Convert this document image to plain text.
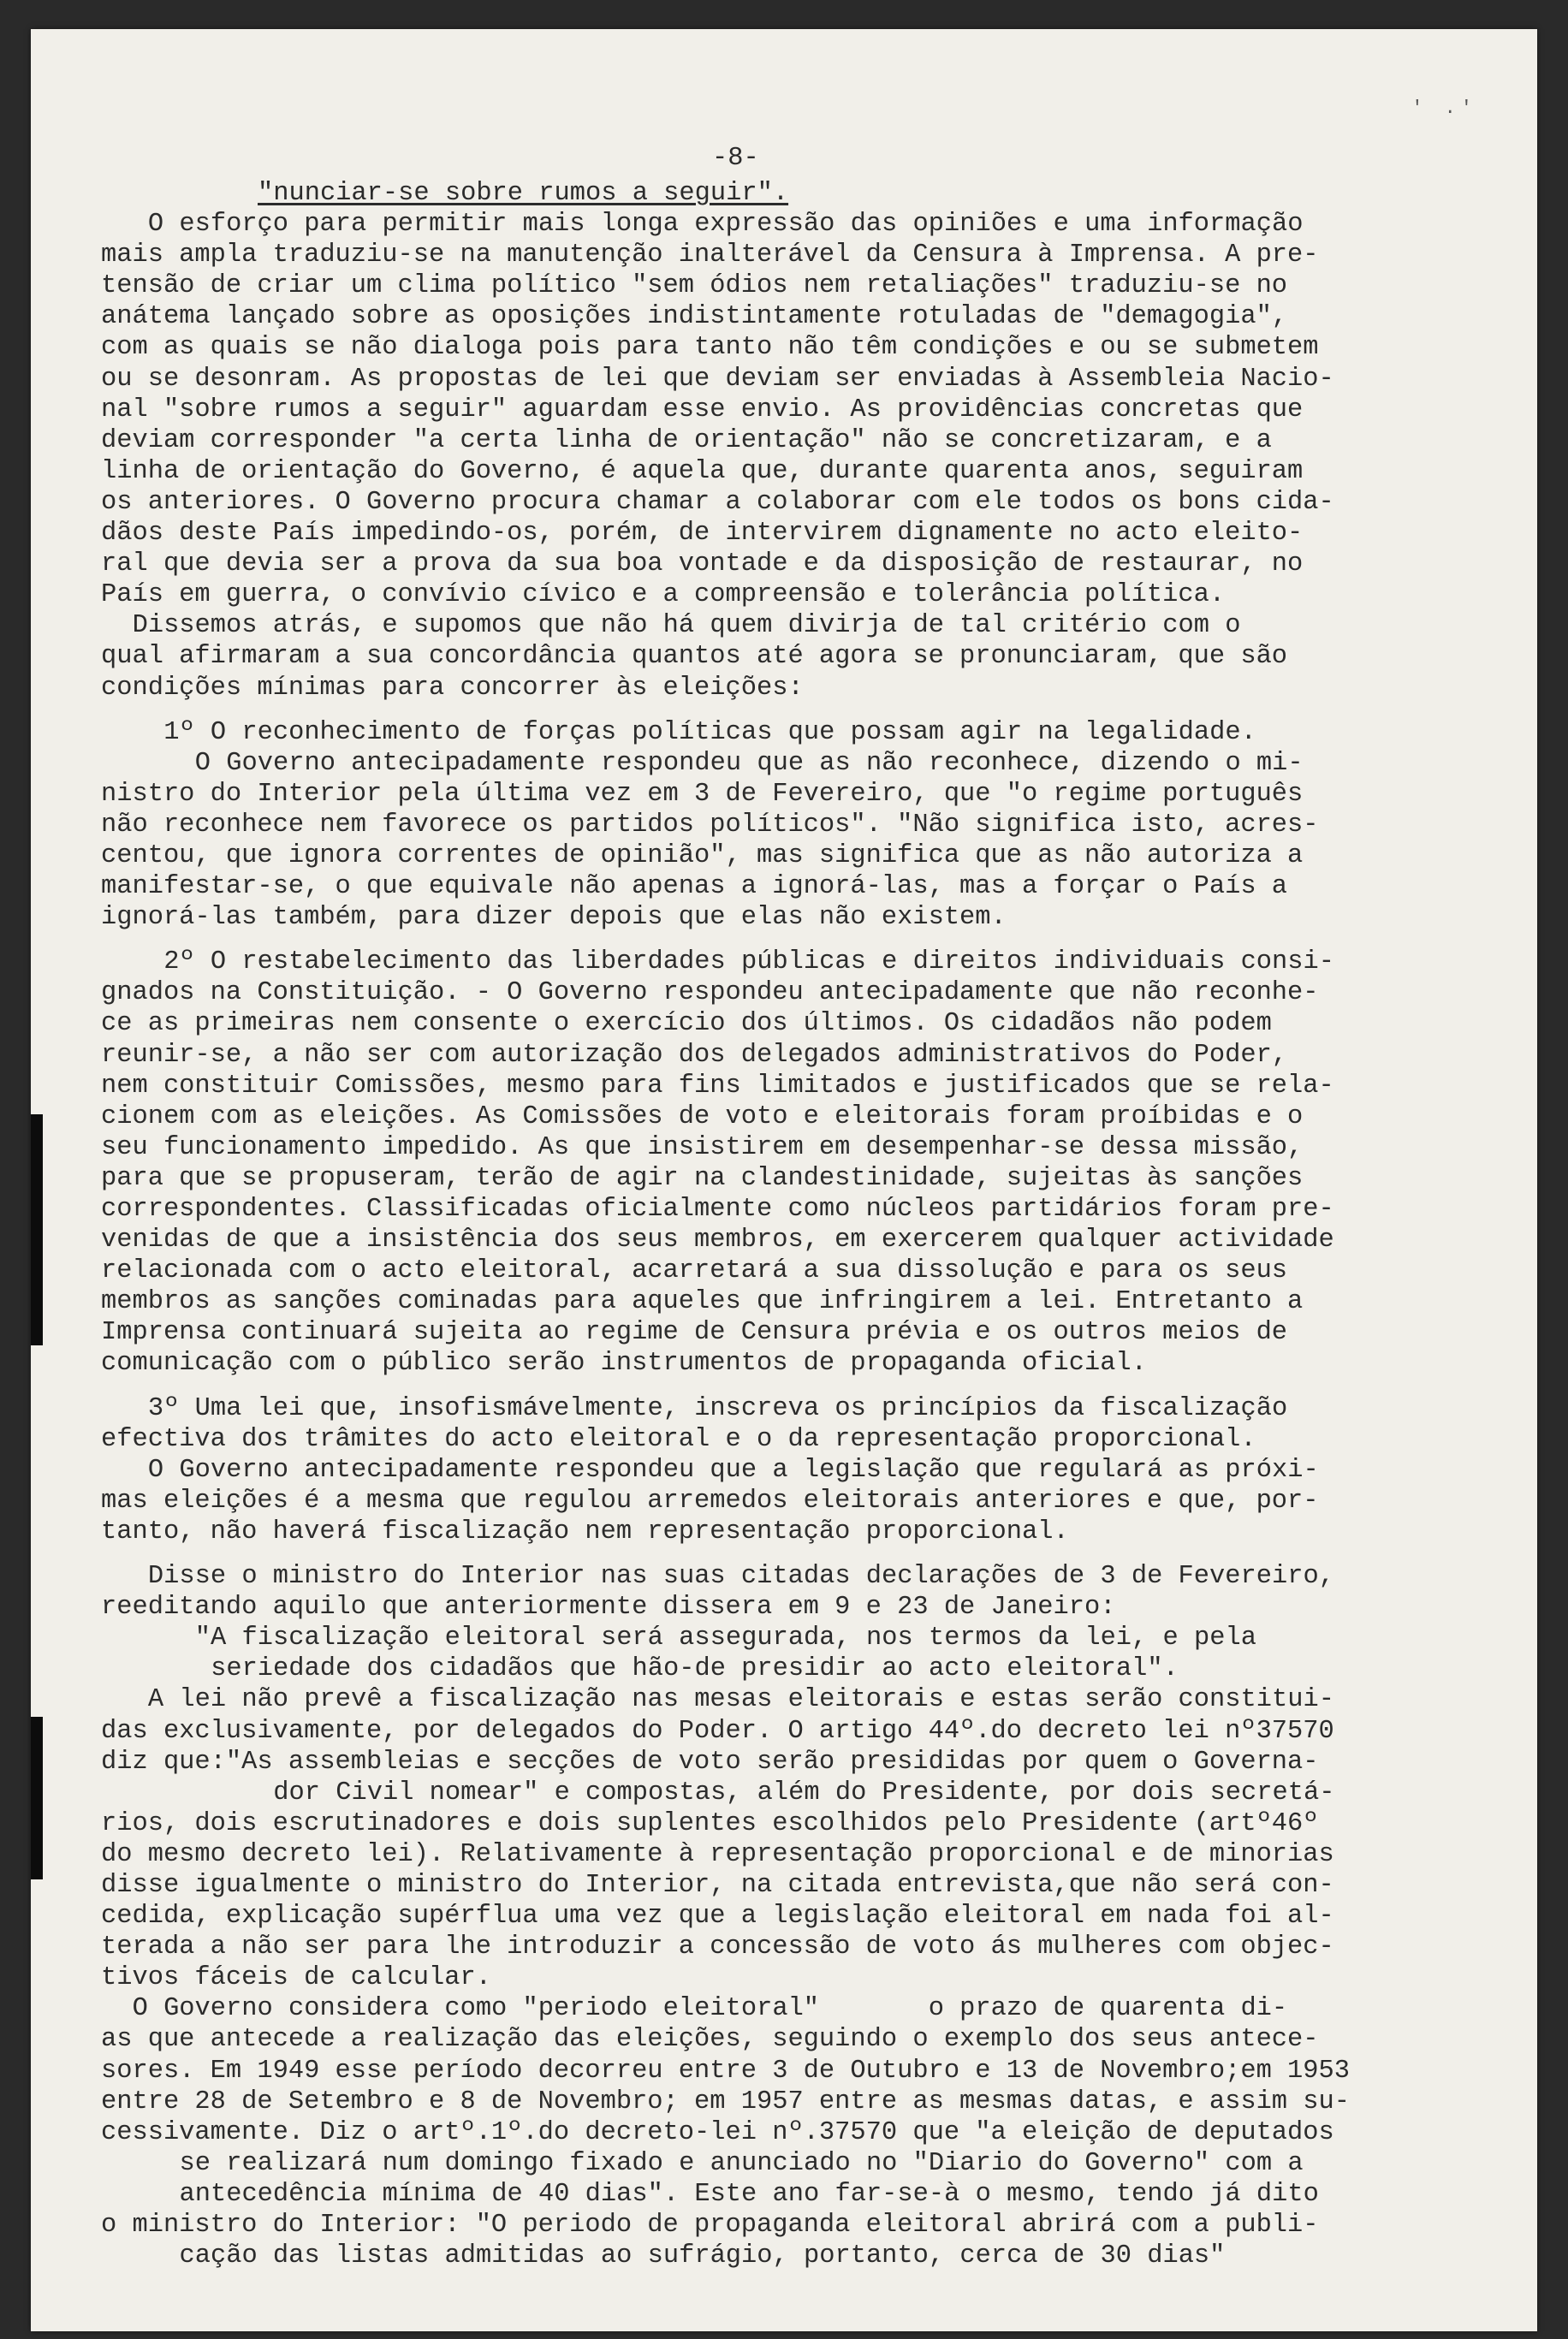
' .'
-8-
"nunciar-se sobre rumos a seguir".
O esforço para permitir mais longa expressão das opiniões e uma informação
mais ampla traduziu-se na manutenção inalterável da Censura à Imprensa. A pre-
tensão de criar um clima político "sem ódios nem retaliações" traduziu-se no
anátema lançado sobre as oposições indistintamente rotuladas de "demagogia",
com as quais se não dialoga pois para tanto não têm condições e ou se submetem
ou se desonram. As propostas de lei que deviam ser enviadas à Assembleia Nacio-
nal "sobre rumos a seguir" aguardam esse envio. As providências concretas que
deviam corresponder "a certa linha de orientação" não se concretizaram, e a
linha de orientação do Governo, é aquela que, durante quarenta anos, seguiram
os anteriores. O Governo procura chamar a colaborar com ele todos os bons cida-
dãos deste País impedindo-os, porém, de intervirem dignamente no acto eleito-
ral que devia ser a prova da sua boa vontade e da disposição de restaurar, no
País em guerra, o convívio cívico e a compreensão e tolerância política.
Dissemos atrás, e supomos que não há quem divirja de tal critério com o
qual afirmaram a sua concordância quantos até agora se pronunciaram, que são
condições mínimas para concorrer às eleições:
1º O reconhecimento de forças políticas que possam agir na legalidade.
O Governo antecipadamente respondeu que as não reconhece, dizendo o mi-
nistro do Interior pela última vez em 3 de Fevereiro, que "o regime português
não reconhece nem favorece os partidos políticos". "Não significa isto, acres-
centou, que ignora correntes de opinião", mas significa que as não autoriza a
manifestar-se, o que equivale não apenas a ignorá-las, mas a forçar o País a
ignorá-las também, para dizer depois que elas não existem.
2º O restabelecimento das liberdades públicas e direitos individuais consi-
gnados na Constituição. - O Governo respondeu antecipadamente que não reconhe-
ce as primeiras nem consente o exercício dos últimos. Os cidadãos não podem
reunir-se, a não ser com autorização dos delegados administrativos do Poder,
nem constituir Comissões, mesmo para fins limitados e justificados que se rela-
cionem com as eleições. As Comissões de voto e eleitorais foram proíbidas e o
seu funcionamento impedido. As que insistirem em desempenhar-se dessa missão,
para que se propuseram, terão de agir na clandestinidade, sujeitas às sanções
correspondentes. Classificadas oficialmente como núcleos partidários foram pre-
venidas de que a insistência dos seus membros, em exercerem qualquer actividade
relacionada com o acto eleitoral, acarretará a sua dissolução e para os seus
membros as sanções cominadas para aqueles que infringirem a lei. Entretanto a
Imprensa continuará sujeita ao regime de Censura prévia e os outros meios de
comunicação com o público serão instrumentos de propaganda oficial.
3º Uma lei que, insofismávelmente, inscreva os princípios da fiscalização
efectiva dos trâmites do acto eleitoral e o da representação proporcional.
O Governo antecipadamente respondeu que a legislação que regulará as próxi-
mas eleições é a mesma que regulou arremedos eleitorais anteriores e que, por-
tanto, não haverá fiscalização nem representação proporcional.
Disse o ministro do Interior nas suas citadas declarações de 3 de Fevereiro,
reeditando aquilo que anteriormente dissera em 9 e 23 de Janeiro:
"A fiscalização eleitoral será assegurada, nos termos da lei, e pela
seriedade dos cidadãos que hão-de presidir ao acto eleitoral".
A lei não prevê a fiscalização nas mesas eleitorais e estas serão constitui-
das exclusivamente, por delegados do Poder. O artigo 44º.do decreto lei nº37570
diz que:"As assembleias e secções de voto serão presididas por quem o Governa-
dor Civil nomear" e compostas, além do Presidente, por dois secretá-
rios, dois escrutinadores e dois suplentes escolhidos pelo Presidente (artº46º
do mesmo decreto lei). Relativamente à representação proporcional e de minorias
disse igualmente o ministro do Interior, na citada entrevista,que não será con-
cedida, explicação supérflua uma vez que a legislação eleitoral em nada foi al-
terada a não ser para lhe introduzir a concessão de voto ás mulheres com objec-
tivos fáceis de calcular.
O Governo considera como "periodo eleitoral"       o prazo de quarenta di-
as que antecede a realização das eleições, seguindo o exemplo dos seus antece-
sores. Em 1949 esse período decorreu entre 3 de Outubro e 13 de Novembro;em 1953
entre 28 de Setembro e 8 de Novembro; em 1957 entre as mesmas datas, e assim su-
cessivamente. Diz o artº.1º.do decreto-lei nº.37570 que "a eleição de deputados
se realizará num domingo fixado e anunciado no "Diario do Governo" com a
antecedência mínima de 40 dias". Este ano far-se-à o mesmo, tendo já dito
o ministro do Interior: "O periodo de propaganda eleitoral abrirá com a publi-
cação das listas admitidas ao sufrágio, portanto, cerca de 30 dias"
────
What needs to be done:
Retype each entry precisely. Skip images entirely.

Reply:
Convert this document image to plain text.
' .'
-8-
"nunciar-se sobre rumos a seguir".
O esforço para permitir mais longa expressão das opiniões e uma informação
mais ampla traduziu-se na manutenção inalterável da Censura à Imprensa. A pre-
tensão de criar um clima político "sem ódios nem retaliações" traduziu-se no
anátema lançado sobre as oposições indistintamente rotuladas de "demagogia",
com as quais se não dialoga pois para tanto não têm condições e ou se submetem
ou se desonram. As propostas de lei que deviam ser enviadas à Assembleia Nacio-
nal "sobre rumos a seguir" aguardam esse envio. As providências concretas que
deviam corresponder "a certa linha de orientação" não se concretizaram, e a
linha de orientação do Governo, é aquela que, durante quarenta anos, seguiram
os anteriores. O Governo procura chamar a colaborar com ele todos os bons cida-
dãos deste País impedindo-os, porém, de intervirem dignamente no acto eleito-
ral que devia ser a prova da sua boa vontade e da disposição de restaurar, no
País em guerra, o convívio cívico e a compreensão e tolerância política.
Dissemos atrás, e supomos que não há quem divirja de tal critério com o
qual afirmaram a sua concordância quantos até agora se pronunciaram, que são
condições mínimas para concorrer às eleições:
1º O reconhecimento de forças políticas que possam agir na legalidade.
O Governo antecipadamente respondeu que as não reconhece, dizendo o mi-
nistro do Interior pela última vez em 3 de Fevereiro, que "o regime português
não reconhece nem favorece os partidos políticos". "Não significa isto, acres-
centou, que ignora correntes de opinião", mas significa que as não autoriza a
manifestar-se, o que equivale não apenas a ignorá-las, mas a forçar o País a
ignorá-las também, para dizer depois que elas não existem.
2º O restabelecimento das liberdades públicas e direitos individuais consi-
gnados na Constituição. - O Governo respondeu antecipadamente que não reconhe-
ce as primeiras nem consente o exercício dos últimos. Os cidadãos não podem
reunir-se, a não ser com autorização dos delegados administrativos do Poder,
nem constituir Comissões, mesmo para fins limitados e justificados que se rela-
cionem com as eleições. As Comissões de voto e eleitorais foram proíbidas e o
seu funcionamento impedido. As que insistirem em desempenhar-se dessa missão,
para que se propuseram, terão de agir na clandestinidade, sujeitas às sanções
correspondentes. Classificadas oficialmente como núcleos partidários foram pre-
venidas de que a insistência dos seus membros, em exercerem qualquer actividade
relacionada com o acto eleitoral, acarretará a sua dissolução e para os seus
membros as sanções cominadas para aqueles que infringirem a lei. Entretanto a
Imprensa continuará sujeita ao regime de Censura prévia e os outros meios de
comunicação com o público serão instrumentos de propaganda oficial.
3º Uma lei que, insofismávelmente, inscreva os princípios da fiscalização
efectiva dos trâmites do acto eleitoral e o da representação proporcional.
O Governo antecipadamente respondeu que a legislação que regulará as próxi-
mas eleições é a mesma que regulou arremedos eleitorais anteriores e que, por-
tanto, não haverá fiscalização nem representação proporcional.
Disse o ministro do Interior nas suas citadas declarações de 3 de Fevereiro,
reeditando aquilo que anteriormente dissera em 9 e 23 de Janeiro:
"A fiscalização eleitoral será assegurada, nos termos da lei, e pela
seriedade dos cidadãos que hão-de presidir ao acto eleitoral".
A lei não prevê a fiscalização nas mesas eleitorais e estas serão constitui-
das exclusivamente, por delegados do Poder. O artigo 44º.do decreto lei nº37570
diz que:"As assembleias e secções de voto serão presididas por quem o Governa-
dor Civil nomear" e compostas, além do Presidente, por dois secretá-
rios, dois escrutinadores e dois suplentes escolhidos pelo Presidente (artº46º
do mesmo decreto lei). Relativamente à representação proporcional e de minorias
disse igualmente o ministro do Interior, na citada entrevista,que não será con-
cedida, explicação supérflua uma vez que a legislação eleitoral em nada foi al-
terada a não ser para lhe introduzir a concessão de voto ás mulheres com objec-
tivos fáceis de calcular.
O Governo considera como "periodo eleitoral"       o prazo de quarenta di-
as que antecede a realização das eleições, seguindo o exemplo dos seus antece-
sores. Em 1949 esse período decorreu entre 3 de Outubro e 13 de Novembro;em 1953
entre 28 de Setembro e 8 de Novembro; em 1957 entre as mesmas datas, e assim su-
cessivamente. Diz o artº.1º.do decreto-lei nº.37570 que "a eleição de deputados
se realizará num domingo fixado e anunciado no "Diario do Governo" com a
antecedência mínima de 40 dias". Este ano far-se-à o mesmo, tendo já dito
o ministro do Interior: "O periodo de propaganda eleitoral abrirá com a publi-
cação das listas admitidas ao sufrágio, portanto, cerca de 30 dias"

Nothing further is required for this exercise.